→ Records provided
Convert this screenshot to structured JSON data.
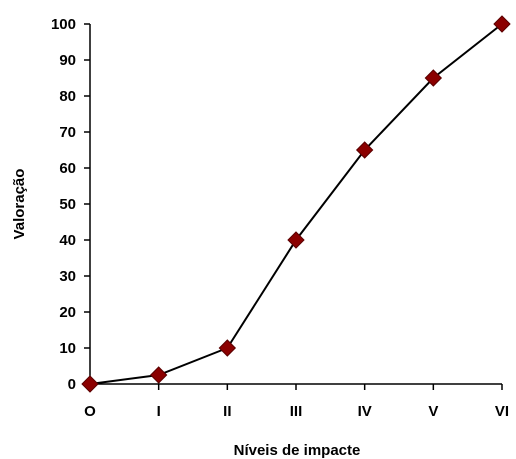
{
  "chart_data": {
    "type": "line",
    "title": "",
    "xlabel": "Níveis de impacte",
    "ylabel": "Valoração",
    "categories": [
      "O",
      "I",
      "II",
      "III",
      "IV",
      "V",
      "VI"
    ],
    "series": [
      {
        "values": [
          0,
          2.5,
          10,
          40,
          65,
          85,
          100
        ]
      }
    ],
    "ylim": [
      0,
      100
    ],
    "yticks": [
      0,
      10,
      20,
      30,
      40,
      50,
      60,
      70,
      80,
      90,
      100
    ],
    "grid": false,
    "legend": "none",
    "line_color": "#000000",
    "marker_color": "#8b0000",
    "marker": "diamond"
  }
}
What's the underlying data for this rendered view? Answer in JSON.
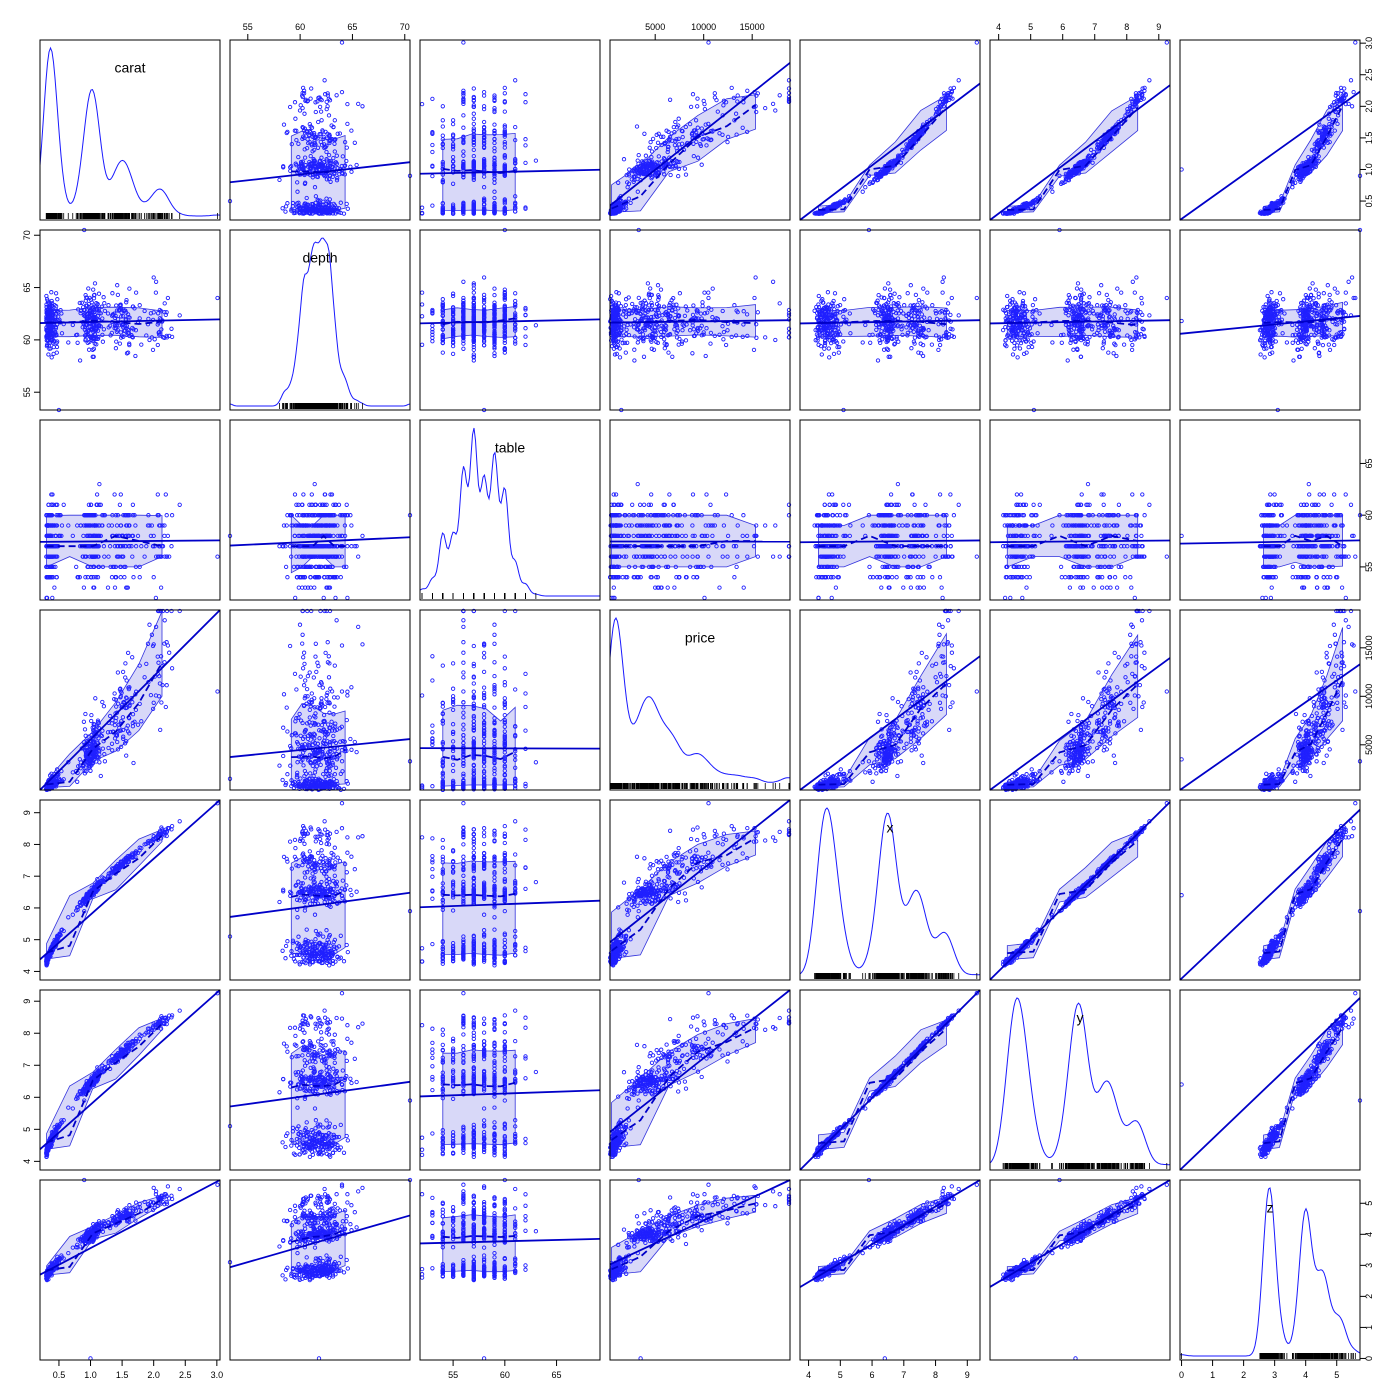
{
  "chart_data": {
    "type": "scatter-matrix",
    "title": "",
    "variables": [
      {
        "name": "carat",
        "range": [
          0.2,
          3.05
        ],
        "ticks": [
          0.5,
          1.0,
          1.5,
          2.0,
          2.5,
          3.0
        ],
        "tick_labels": [
          "0.5",
          "1.0",
          "1.5",
          "2.0",
          "2.5",
          "3.0"
        ],
        "label_pos": [
          0.5,
          0.82
        ]
      },
      {
        "name": "depth",
        "range": [
          53.3,
          70.5
        ],
        "ticks": [
          55,
          60,
          65,
          70
        ],
        "tick_labels": [
          "55",
          "60",
          "65",
          "70"
        ],
        "label_pos": [
          0.5,
          0.82
        ]
      },
      {
        "name": "table",
        "range": [
          51.8,
          69.2
        ],
        "ticks": [
          55,
          60,
          65
        ],
        "tick_labels": [
          "55",
          "60",
          "65"
        ],
        "label_pos": [
          0.5,
          0.82
        ]
      },
      {
        "name": "price",
        "range": [
          340,
          18900
        ],
        "ticks": [
          5000,
          10000,
          15000
        ],
        "tick_labels": [
          "5000",
          "10000",
          "15000"
        ],
        "label_pos": [
          0.5,
          0.82
        ]
      },
      {
        "name": "x",
        "range": [
          3.73,
          9.4
        ],
        "ticks": [
          4,
          5,
          6,
          7,
          8,
          9
        ],
        "tick_labels": [
          "4",
          "5",
          "6",
          "7",
          "8",
          "9"
        ],
        "label_pos": [
          0.5,
          0.82
        ]
      },
      {
        "name": "y",
        "range": [
          3.73,
          9.35
        ],
        "ticks": [
          4,
          5,
          6,
          7,
          8,
          9
        ],
        "tick_labels": [
          "4",
          "5",
          "6",
          "7",
          "8",
          "9"
        ],
        "label_pos": [
          0.5,
          0.82
        ]
      },
      {
        "name": "z",
        "range": [
          -0.05,
          5.75
        ],
        "ticks": [
          0,
          1,
          2,
          3,
          4,
          5
        ],
        "tick_labels": [
          "0",
          "1",
          "2",
          "3",
          "4",
          "5"
        ],
        "label_pos": [
          0.5,
          0.82
        ]
      }
    ],
    "panels": {
      "diagonal": "kernel density with rug",
      "off_diagonal": "scatter with linear fit (solid), smoother (dashed) and shaded spread band"
    },
    "axes": {
      "top_ticks_on_columns": [
        "depth",
        "price",
        "y"
      ],
      "bottom_ticks_on_columns": [
        "carat",
        "table",
        "x",
        "z"
      ],
      "left_ticks_on_rows": [
        "depth",
        "x",
        "y"
      ],
      "right_ticks_on_rows": [
        "carat",
        "table",
        "price",
        "z"
      ]
    },
    "sample_size": 500,
    "colors": {
      "points": "#2020ff",
      "line": "#0000c8",
      "band": "#b8b8f2",
      "frame": "#000000"
    },
    "grid": false,
    "legend": "none"
  }
}
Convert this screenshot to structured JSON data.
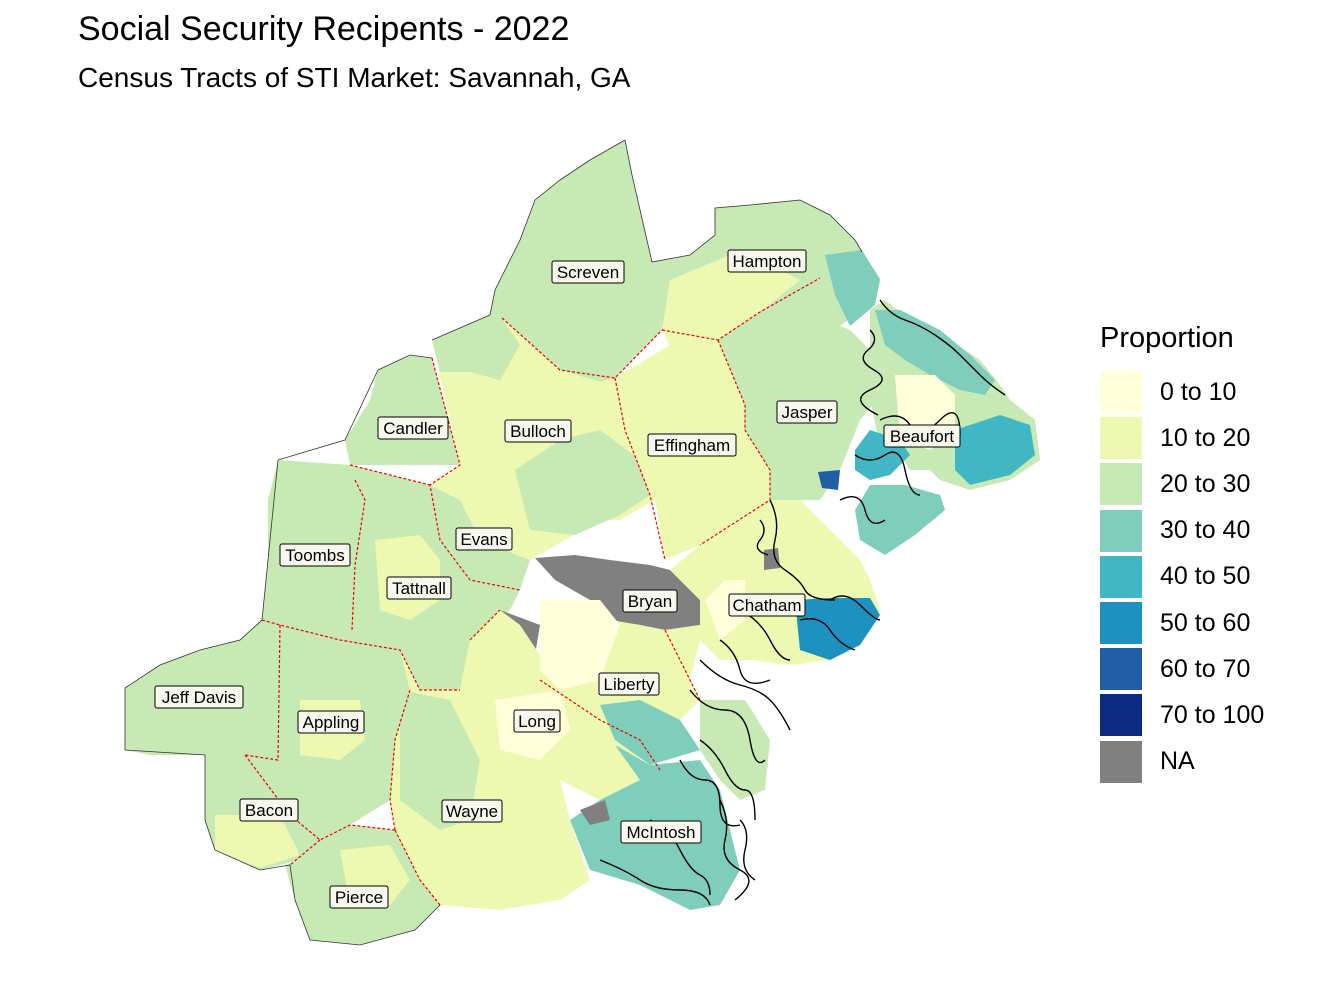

→ Directions
Copy out all the entries exactly. Images stay out of the copy.

→ Result below
Convert this screenshot to structured JSON data.
{
  "chart_data": {
    "type": "line",
    "title": "",
    "xlabel": "Níveis de impacte",
    "ylabel": "Valoração",
    "categories": [
      "O",
      "I",
      "II",
      "III",
      "IV",
      "V",
      "VI"
    ],
    "series": [
      {
        "values": [
          0,
          2.5,
          10,
          40,
          65,
          85,
          100
        ]
      }
    ],
    "ylim": [
      0,
      100
    ],
    "yticks": [
      0,
      10,
      20,
      30,
      40,
      50,
      60,
      70,
      80,
      90,
      100
    ],
    "grid": false,
    "legend": "none",
    "line_color": "#000000",
    "marker_color": "#8b0000",
    "marker": "diamond"
  }
}
What's the underlying data for this rendered view? Answer in JSON.
{
  "chart_data": {
    "type": "scatter-matrix",
    "title": "",
    "variables": [
      {
        "name": "carat",
        "range": [
          0.2,
          3.05
        ],
        "ticks": [
          0.5,
          1.0,
          1.5,
          2.0,
          2.5,
          3.0
        ],
        "tick_labels": [
          "0.5",
          "1.0",
          "1.5",
          "2.0",
          "2.5",
          "3.0"
        ],
        "label_pos": [
          0.5,
          0.82
        ]
      },
      {
        "name": "depth",
        "range": [
          53.3,
          70.5
        ],
        "ticks": [
          55,
          60,
          65,
          70
        ],
        "tick_labels": [
          "55",
          "60",
          "65",
          "70"
        ],
        "label_pos": [
          0.5,
          0.82
        ]
      },
      {
        "name": "table",
        "range": [
          51.8,
          69.2
        ],
        "ticks": [
          55,
          60,
          65
        ],
        "tick_labels": [
          "55",
          "60",
          "65"
        ],
        "label_pos": [
          0.5,
          0.82
        ]
      },
      {
        "name": "price",
        "range": [
          340,
          18900
        ],
        "ticks": [
          5000,
          10000,
          15000
        ],
        "tick_labels": [
          "5000",
          "10000",
          "15000"
        ],
        "label_pos": [
          0.5,
          0.82
        ]
      },
      {
        "name": "x",
        "range": [
          3.73,
          9.4
        ],
        "ticks": [
          4,
          5,
          6,
          7,
          8,
          9
        ],
        "tick_labels": [
          "4",
          "5",
          "6",
          "7",
          "8",
          "9"
        ],
        "label_pos": [
          0.5,
          0.82
        ]
      },
      {
        "name": "y",
        "range": [
          3.73,
          9.35
        ],
        "ticks": [
          4,
          5,
          6,
          7,
          8,
          9
        ],
        "tick_labels": [
          "4",
          "5",
          "6",
          "7",
          "8",
          "9"
        ],
        "label_pos": [
          0.5,
          0.82
        ]
      },
      {
        "name": "z",
        "range": [
          -0.05,
          5.75
        ],
        "ticks": [
          0,
          1,
          2,
          3,
          4,
          5
        ],
        "tick_labels": [
          "0",
          "1",
          "2",
          "3",
          "4",
          "5"
        ],
        "label_pos": [
          0.5,
          0.82
        ]
      }
    ],
    "panels": {
      "diagonal": "kernel density with rug",
      "off_diagonal": "scatter with linear fit (solid), smoother (dashed) and shaded spread band"
    },
    "axes": {
      "top_ticks_on_columns": [
        "depth",
        "price",
        "y"
      ],
      "bottom_ticks_on_columns": [
        "carat",
        "table",
        "x",
        "z"
      ],
      "left_ticks_on_rows": [
        "depth",
        "x",
        "y"
      ],
      "right_ticks_on_rows": [
        "carat",
        "table",
        "price",
        "z"
      ]
    },
    "sample_size": 500,
    "colors": {
      "points": "#2020ff",
      "line": "#0000c8",
      "band": "#b8b8f2",
      "frame": "#000000"
    },
    "grid": false,
    "legend": "none"
  }
}
Convert this screenshot to structured JSON data.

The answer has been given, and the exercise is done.